▶ **Supplied data**:
◇ ◇ ◇

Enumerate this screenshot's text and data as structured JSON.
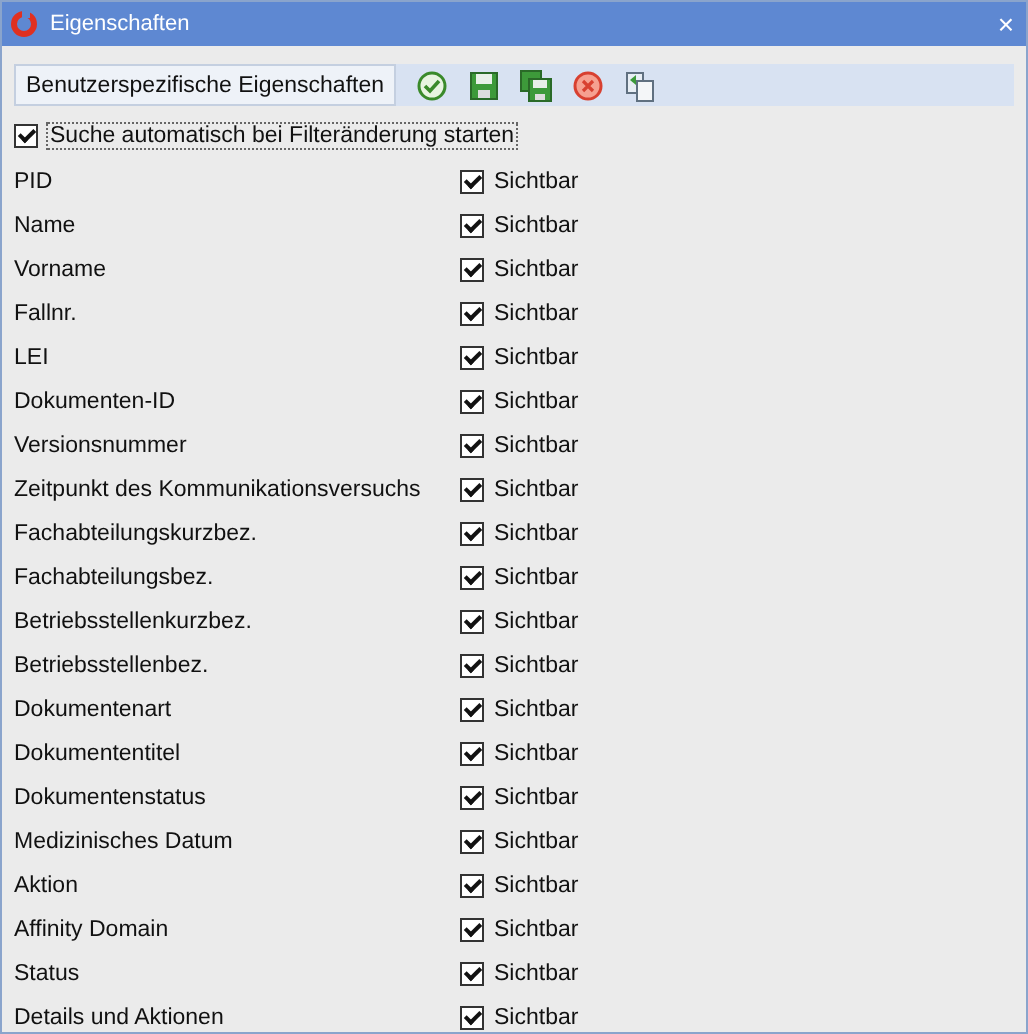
{
  "window": {
    "title": "Eigenschaften",
    "close": "×"
  },
  "tabs": [
    {
      "label": "Benutzerspezifische Eigenschaften",
      "selected": true
    }
  ],
  "toolbar": [
    {
      "kind": "apply"
    },
    {
      "kind": "save"
    },
    {
      "kind": "save-all"
    },
    {
      "kind": "cancel"
    },
    {
      "kind": "copy"
    }
  ],
  "auto_search": {
    "label": "Suche automatisch bei Filteränderung starten",
    "checked": true
  },
  "properties": [
    {
      "name": "PID",
      "label": "Sichtbar",
      "checked": true
    },
    {
      "name": "Name",
      "label": "Sichtbar",
      "checked": true
    },
    {
      "name": "Vorname",
      "label": "Sichtbar",
      "checked": true
    },
    {
      "name": "Fallnr.",
      "label": "Sichtbar",
      "checked": true
    },
    {
      "name": "LEI",
      "label": "Sichtbar",
      "checked": true
    },
    {
      "name": "Dokumenten-ID",
      "label": "Sichtbar",
      "checked": true
    },
    {
      "name": "Versionsnummer",
      "label": "Sichtbar",
      "checked": true
    },
    {
      "name": "Zeitpunkt des Kommunikationsversuchs",
      "label": "Sichtbar",
      "checked": true
    },
    {
      "name": "Fachabteilungskurzbez.",
      "label": "Sichtbar",
      "checked": true
    },
    {
      "name": "Fachabteilungsbez.",
      "label": "Sichtbar",
      "checked": true
    },
    {
      "name": "Betriebsstellenkurzbez.",
      "label": "Sichtbar",
      "checked": true
    },
    {
      "name": "Betriebsstellenbez.",
      "label": "Sichtbar",
      "checked": true
    },
    {
      "name": "Dokumentenart",
      "label": "Sichtbar",
      "checked": true
    },
    {
      "name": "Dokumententitel",
      "label": "Sichtbar",
      "checked": true
    },
    {
      "name": "Dokumentenstatus",
      "label": "Sichtbar",
      "checked": true
    },
    {
      "name": "Medizinisches Datum",
      "label": "Sichtbar",
      "checked": true
    },
    {
      "name": "Aktion",
      "label": "Sichtbar",
      "checked": true
    },
    {
      "name": "Affinity Domain",
      "label": "Sichtbar",
      "checked": true
    },
    {
      "name": "Status",
      "label": "Sichtbar",
      "checked": true
    },
    {
      "name": "Details und Aktionen",
      "label": "Sichtbar",
      "checked": true
    }
  ]
}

◇ ◇ ◇

▶ **Given task**:
Copy every record above exactly as written, but leave out the pictures.

▶ **Complete response**:
Enumerate this screenshot's text and data as structured JSON.
{
  "window": {
    "title": "Eigenschaften",
    "close": "×"
  },
  "tabs": [
    {
      "label": "Benutzerspezifische Eigenschaften",
      "selected": true
    }
  ],
  "toolbar": [
    {
      "kind": "apply"
    },
    {
      "kind": "save"
    },
    {
      "kind": "save-all"
    },
    {
      "kind": "cancel"
    },
    {
      "kind": "copy"
    }
  ],
  "auto_search": {
    "label": "Suche automatisch bei Filteränderung starten",
    "checked": true
  },
  "properties": [
    {
      "name": "PID",
      "label": "Sichtbar",
      "checked": true
    },
    {
      "name": "Name",
      "label": "Sichtbar",
      "checked": true
    },
    {
      "name": "Vorname",
      "label": "Sichtbar",
      "checked": true
    },
    {
      "name": "Fallnr.",
      "label": "Sichtbar",
      "checked": true
    },
    {
      "name": "LEI",
      "label": "Sichtbar",
      "checked": true
    },
    {
      "name": "Dokumenten-ID",
      "label": "Sichtbar",
      "checked": true
    },
    {
      "name": "Versionsnummer",
      "label": "Sichtbar",
      "checked": true
    },
    {
      "name": "Zeitpunkt des Kommunikationsversuchs",
      "label": "Sichtbar",
      "checked": true
    },
    {
      "name": "Fachabteilungskurzbez.",
      "label": "Sichtbar",
      "checked": true
    },
    {
      "name": "Fachabteilungsbez.",
      "label": "Sichtbar",
      "checked": true
    },
    {
      "name": "Betriebsstellenkurzbez.",
      "label": "Sichtbar",
      "checked": true
    },
    {
      "name": "Betriebsstellenbez.",
      "label": "Sichtbar",
      "checked": true
    },
    {
      "name": "Dokumentenart",
      "label": "Sichtbar",
      "checked": true
    },
    {
      "name": "Dokumententitel",
      "label": "Sichtbar",
      "checked": true
    },
    {
      "name": "Dokumentenstatus",
      "label": "Sichtbar",
      "checked": true
    },
    {
      "name": "Medizinisches Datum",
      "label": "Sichtbar",
      "checked": true
    },
    {
      "name": "Aktion",
      "label": "Sichtbar",
      "checked": true
    },
    {
      "name": "Affinity Domain",
      "label": "Sichtbar",
      "checked": true
    },
    {
      "name": "Status",
      "label": "Sichtbar",
      "checked": true
    },
    {
      "name": "Details und Aktionen",
      "label": "Sichtbar",
      "checked": true
    }
  ]
}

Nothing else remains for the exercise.